From the entries that follow, extract each line holding the string "color".
* START PROVIDED DATA *
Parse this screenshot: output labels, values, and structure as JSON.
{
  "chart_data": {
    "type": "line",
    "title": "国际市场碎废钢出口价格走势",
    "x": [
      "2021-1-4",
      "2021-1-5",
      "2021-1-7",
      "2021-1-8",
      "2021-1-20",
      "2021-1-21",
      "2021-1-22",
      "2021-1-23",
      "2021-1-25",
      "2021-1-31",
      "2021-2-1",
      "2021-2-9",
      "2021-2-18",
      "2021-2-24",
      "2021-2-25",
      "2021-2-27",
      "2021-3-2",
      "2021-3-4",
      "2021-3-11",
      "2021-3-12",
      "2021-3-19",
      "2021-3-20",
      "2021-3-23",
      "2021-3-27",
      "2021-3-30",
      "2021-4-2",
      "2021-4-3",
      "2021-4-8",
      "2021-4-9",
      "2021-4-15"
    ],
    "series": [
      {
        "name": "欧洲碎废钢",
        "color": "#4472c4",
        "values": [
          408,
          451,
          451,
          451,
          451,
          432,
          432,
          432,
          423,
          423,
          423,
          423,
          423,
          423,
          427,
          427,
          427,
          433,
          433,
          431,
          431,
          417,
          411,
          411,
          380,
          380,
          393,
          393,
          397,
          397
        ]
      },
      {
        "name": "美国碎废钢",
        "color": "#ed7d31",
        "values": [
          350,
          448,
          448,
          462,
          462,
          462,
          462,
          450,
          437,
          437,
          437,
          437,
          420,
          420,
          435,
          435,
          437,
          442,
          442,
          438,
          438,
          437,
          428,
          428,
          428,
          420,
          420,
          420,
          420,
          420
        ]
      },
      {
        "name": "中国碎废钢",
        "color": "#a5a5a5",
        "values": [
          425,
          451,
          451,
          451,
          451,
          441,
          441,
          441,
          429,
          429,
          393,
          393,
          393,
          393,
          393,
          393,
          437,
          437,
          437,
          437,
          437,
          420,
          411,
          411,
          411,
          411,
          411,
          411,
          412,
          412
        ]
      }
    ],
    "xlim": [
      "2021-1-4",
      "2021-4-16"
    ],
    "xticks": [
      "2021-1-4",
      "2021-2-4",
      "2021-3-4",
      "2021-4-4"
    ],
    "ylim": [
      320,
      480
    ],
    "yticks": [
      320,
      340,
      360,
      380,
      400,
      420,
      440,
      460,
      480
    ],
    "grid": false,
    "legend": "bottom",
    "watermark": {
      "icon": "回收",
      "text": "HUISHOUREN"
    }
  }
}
* END PROVIDED DATA *
# ANSWER FOR THE TASK:
        "color": "#4472c4",
        "color": "#ed7d31",
        "color": "#a5a5a5",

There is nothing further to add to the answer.